Work instructions — Repeat the entries that follow verbatim, without any of their pictures.

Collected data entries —
-- begin --

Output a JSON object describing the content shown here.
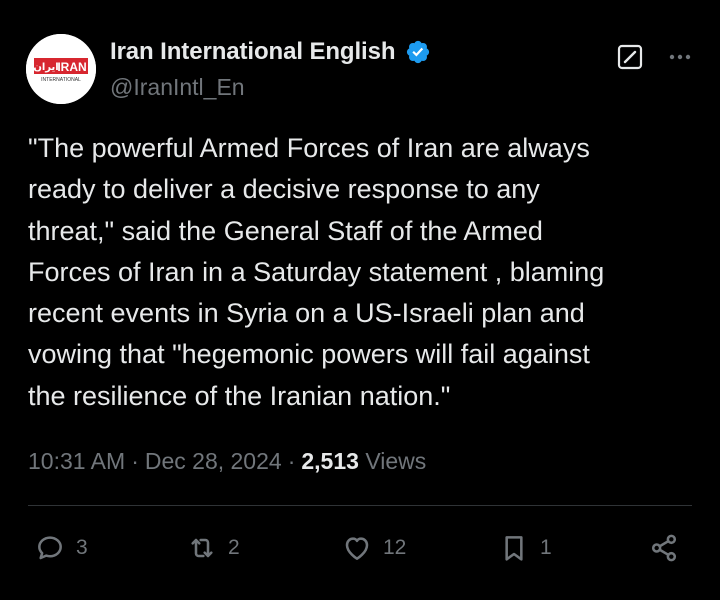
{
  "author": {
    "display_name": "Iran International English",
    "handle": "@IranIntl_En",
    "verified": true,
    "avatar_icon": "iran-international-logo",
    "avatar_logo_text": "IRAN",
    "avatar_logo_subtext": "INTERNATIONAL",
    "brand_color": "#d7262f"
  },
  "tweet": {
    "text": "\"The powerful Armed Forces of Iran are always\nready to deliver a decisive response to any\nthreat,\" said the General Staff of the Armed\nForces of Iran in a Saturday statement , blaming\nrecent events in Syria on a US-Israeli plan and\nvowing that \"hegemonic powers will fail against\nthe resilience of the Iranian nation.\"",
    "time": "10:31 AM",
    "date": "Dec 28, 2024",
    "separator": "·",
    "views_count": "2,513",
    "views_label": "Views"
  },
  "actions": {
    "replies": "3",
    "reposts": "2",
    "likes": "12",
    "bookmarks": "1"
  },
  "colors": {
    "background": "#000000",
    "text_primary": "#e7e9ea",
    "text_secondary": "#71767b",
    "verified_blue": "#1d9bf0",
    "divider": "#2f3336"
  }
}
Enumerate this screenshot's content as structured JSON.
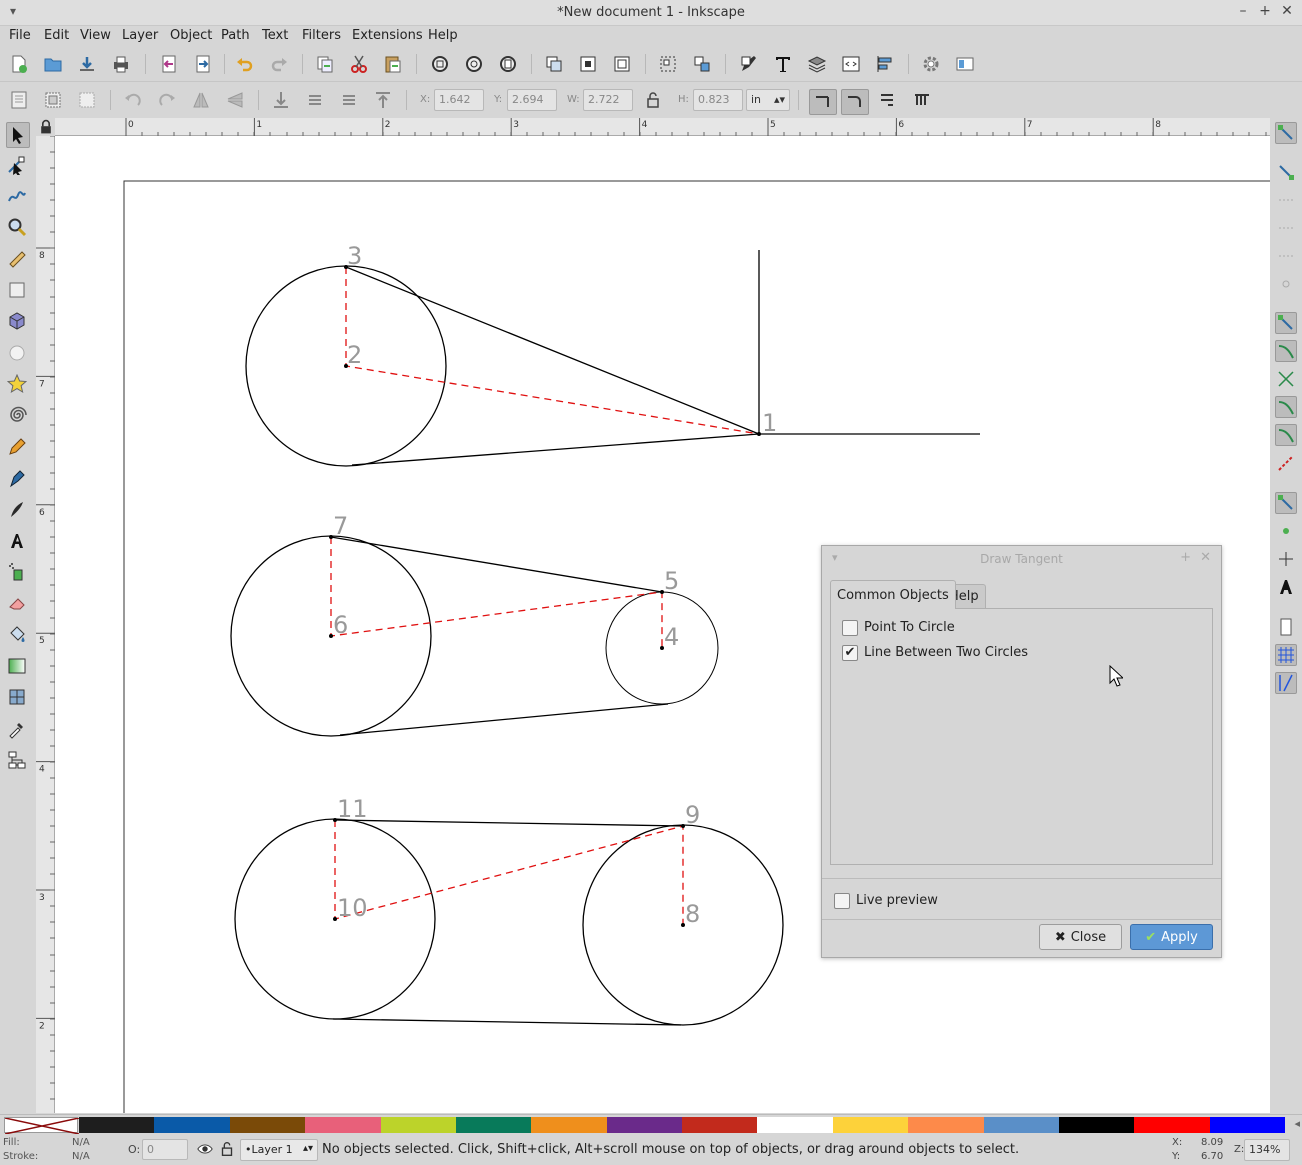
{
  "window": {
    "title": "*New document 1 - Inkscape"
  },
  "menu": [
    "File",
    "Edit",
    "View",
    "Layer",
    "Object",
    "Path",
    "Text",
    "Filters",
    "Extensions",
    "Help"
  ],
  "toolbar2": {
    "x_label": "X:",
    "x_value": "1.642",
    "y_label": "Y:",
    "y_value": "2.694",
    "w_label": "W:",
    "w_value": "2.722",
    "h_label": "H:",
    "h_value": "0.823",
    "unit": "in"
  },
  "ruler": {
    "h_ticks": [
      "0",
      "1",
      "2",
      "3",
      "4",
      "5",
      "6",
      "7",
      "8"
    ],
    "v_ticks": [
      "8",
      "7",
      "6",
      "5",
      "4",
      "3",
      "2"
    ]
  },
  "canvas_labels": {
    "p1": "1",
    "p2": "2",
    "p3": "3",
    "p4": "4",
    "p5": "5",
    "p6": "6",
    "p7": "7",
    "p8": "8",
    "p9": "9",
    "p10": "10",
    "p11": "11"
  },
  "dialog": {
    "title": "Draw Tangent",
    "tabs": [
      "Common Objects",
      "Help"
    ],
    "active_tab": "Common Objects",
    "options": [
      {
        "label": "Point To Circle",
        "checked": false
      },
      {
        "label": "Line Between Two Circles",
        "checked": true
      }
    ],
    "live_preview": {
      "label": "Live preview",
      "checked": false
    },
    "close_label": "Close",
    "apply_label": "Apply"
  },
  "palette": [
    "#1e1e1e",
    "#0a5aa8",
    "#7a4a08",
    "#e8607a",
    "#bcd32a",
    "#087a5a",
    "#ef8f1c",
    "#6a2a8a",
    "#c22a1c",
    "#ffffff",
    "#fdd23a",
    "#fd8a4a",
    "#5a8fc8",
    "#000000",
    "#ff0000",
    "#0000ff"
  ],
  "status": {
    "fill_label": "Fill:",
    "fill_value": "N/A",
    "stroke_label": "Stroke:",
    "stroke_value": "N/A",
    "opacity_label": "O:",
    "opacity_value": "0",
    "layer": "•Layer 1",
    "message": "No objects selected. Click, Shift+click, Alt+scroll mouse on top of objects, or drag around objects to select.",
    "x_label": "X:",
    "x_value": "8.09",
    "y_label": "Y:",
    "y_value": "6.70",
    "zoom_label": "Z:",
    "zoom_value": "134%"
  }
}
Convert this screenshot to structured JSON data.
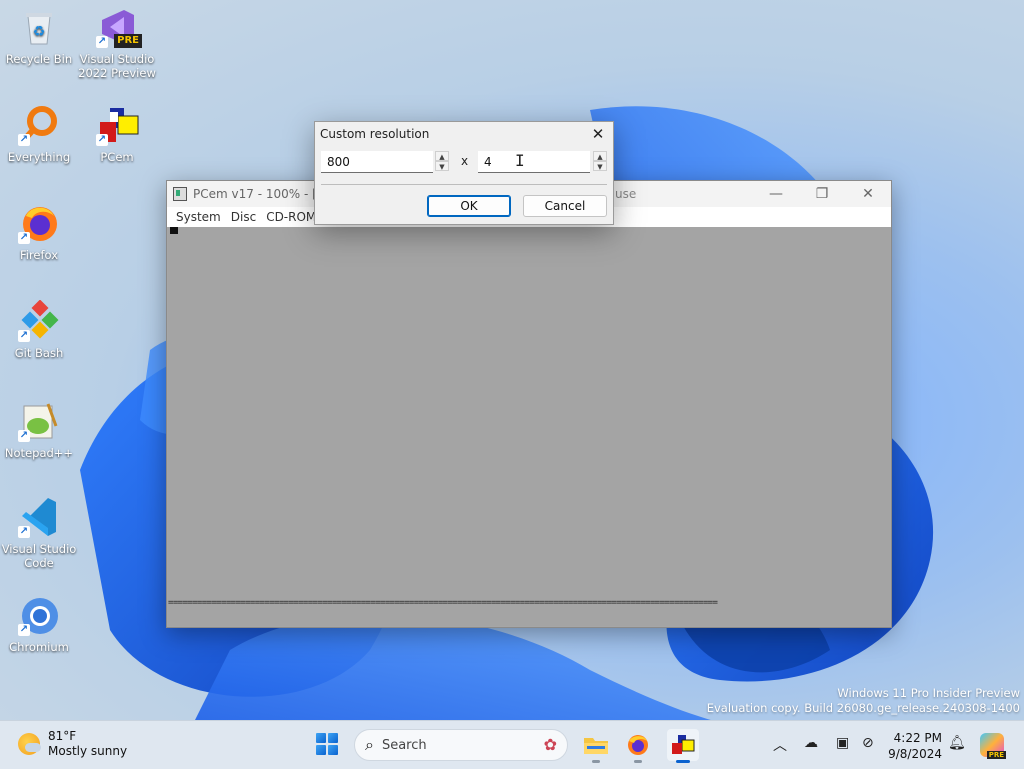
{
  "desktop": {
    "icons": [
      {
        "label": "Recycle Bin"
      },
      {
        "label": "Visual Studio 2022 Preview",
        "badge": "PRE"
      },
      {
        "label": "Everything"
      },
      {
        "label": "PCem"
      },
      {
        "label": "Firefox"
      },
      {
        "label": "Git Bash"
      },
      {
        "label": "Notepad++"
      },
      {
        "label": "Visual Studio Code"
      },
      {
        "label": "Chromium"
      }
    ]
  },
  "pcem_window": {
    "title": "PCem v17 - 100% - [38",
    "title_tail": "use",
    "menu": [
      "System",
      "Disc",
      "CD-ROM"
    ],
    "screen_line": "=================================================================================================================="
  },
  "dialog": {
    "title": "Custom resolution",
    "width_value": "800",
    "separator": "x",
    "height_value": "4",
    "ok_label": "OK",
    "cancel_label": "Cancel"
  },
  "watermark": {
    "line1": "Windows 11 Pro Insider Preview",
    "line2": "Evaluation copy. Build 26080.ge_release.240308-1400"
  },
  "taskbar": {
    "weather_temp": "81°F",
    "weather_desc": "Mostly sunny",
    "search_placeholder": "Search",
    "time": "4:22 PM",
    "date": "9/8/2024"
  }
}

-- end --

Complete response —
Output a JSON object describing the content shown here.
{
  "author": {
    "display_name": "Iran International English",
    "handle": "@IranIntl_En",
    "verified": true,
    "avatar_icon": "iran-international-logo",
    "avatar_logo_text": "IRAN",
    "avatar_logo_subtext": "INTERNATIONAL",
    "brand_color": "#d7262f"
  },
  "tweet": {
    "text": "\"The powerful Armed Forces of Iran are always\nready to deliver a decisive response to any\nthreat,\" said the General Staff of the Armed\nForces of Iran in a Saturday statement , blaming\nrecent events in Syria on a US-Israeli plan and\nvowing that \"hegemonic powers will fail against\nthe resilience of the Iranian nation.\"",
    "time": "10:31 AM",
    "date": "Dec 28, 2024",
    "separator": "·",
    "views_count": "2,513",
    "views_label": "Views"
  },
  "actions": {
    "replies": "3",
    "reposts": "2",
    "likes": "12",
    "bookmarks": "1"
  },
  "colors": {
    "background": "#000000",
    "text_primary": "#e7e9ea",
    "text_secondary": "#71767b",
    "verified_blue": "#1d9bf0",
    "divider": "#2f3336"
  }
}
Enumerate this screenshot's content as structured JSON.
{
  "window": {
    "title": "*New document 1 - Inkscape"
  },
  "menu": [
    "File",
    "Edit",
    "View",
    "Layer",
    "Object",
    "Path",
    "Text",
    "Filters",
    "Extensions",
    "Help"
  ],
  "toolbar2": {
    "x_label": "X:",
    "x_value": "1.642",
    "y_label": "Y:",
    "y_value": "2.694",
    "w_label": "W:",
    "w_value": "2.722",
    "h_label": "H:",
    "h_value": "0.823",
    "unit": "in"
  },
  "ruler": {
    "h_ticks": [
      "0",
      "1",
      "2",
      "3",
      "4",
      "5",
      "6",
      "7",
      "8"
    ],
    "v_ticks": [
      "8",
      "7",
      "6",
      "5",
      "4",
      "3",
      "2"
    ]
  },
  "canvas_labels": {
    "p1": "1",
    "p2": "2",
    "p3": "3",
    "p4": "4",
    "p5": "5",
    "p6": "6",
    "p7": "7",
    "p8": "8",
    "p9": "9",
    "p10": "10",
    "p11": "11"
  },
  "dialog": {
    "title": "Draw Tangent",
    "tabs": [
      "Common Objects",
      "Help"
    ],
    "active_tab": "Common Objects",
    "options": [
      {
        "label": "Point To Circle",
        "checked": false
      },
      {
        "label": "Line Between Two Circles",
        "checked": true
      }
    ],
    "live_preview": {
      "label": "Live preview",
      "checked": false
    },
    "close_label": "Close",
    "apply_label": "Apply"
  },
  "palette": [
    "#1e1e1e",
    "#0a5aa8",
    "#7a4a08",
    "#e8607a",
    "#bcd32a",
    "#087a5a",
    "#ef8f1c",
    "#6a2a8a",
    "#c22a1c",
    "#ffffff",
    "#fdd23a",
    "#fd8a4a",
    "#5a8fc8",
    "#000000",
    "#ff0000",
    "#0000ff"
  ],
  "status": {
    "fill_label": "Fill:",
    "fill_value": "N/A",
    "stroke_label": "Stroke:",
    "stroke_value": "N/A",
    "opacity_label": "O:",
    "opacity_value": "0",
    "layer": "•Layer 1",
    "message": "No objects selected. Click, Shift+click, Alt+scroll mouse on top of objects, or drag around objects to select.",
    "x_label": "X:",
    "x_value": "8.09",
    "y_label": "Y:",
    "y_value": "6.70",
    "zoom_label": "Z:",
    "zoom_value": "134%"
  }
}
Convert this screenshot to structured JSON data.
{
  "desktop": {
    "icons": [
      {
        "label": "Recycle Bin"
      },
      {
        "label": "Visual Studio 2022 Preview",
        "badge": "PRE"
      },
      {
        "label": "Everything"
      },
      {
        "label": "PCem"
      },
      {
        "label": "Firefox"
      },
      {
        "label": "Git Bash"
      },
      {
        "label": "Notepad++"
      },
      {
        "label": "Visual Studio Code"
      },
      {
        "label": "Chromium"
      }
    ]
  },
  "pcem_window": {
    "title": "PCem v17 - 100% - [38",
    "title_tail": "use",
    "menu": [
      "System",
      "Disc",
      "CD-ROM"
    ],
    "screen_line": "=================================================================================================================="
  },
  "dialog": {
    "title": "Custom resolution",
    "width_value": "800",
    "separator": "x",
    "height_value": "4",
    "ok_label": "OK",
    "cancel_label": "Cancel"
  },
  "watermark": {
    "line1": "Windows 11 Pro Insider Preview",
    "line2": "Evaluation copy. Build 26080.ge_release.240308-1400"
  },
  "taskbar": {
    "weather_temp": "81°F",
    "weather_desc": "Mostly sunny",
    "search_placeholder": "Search",
    "time": "4:22 PM",
    "date": "9/8/2024"
  }
}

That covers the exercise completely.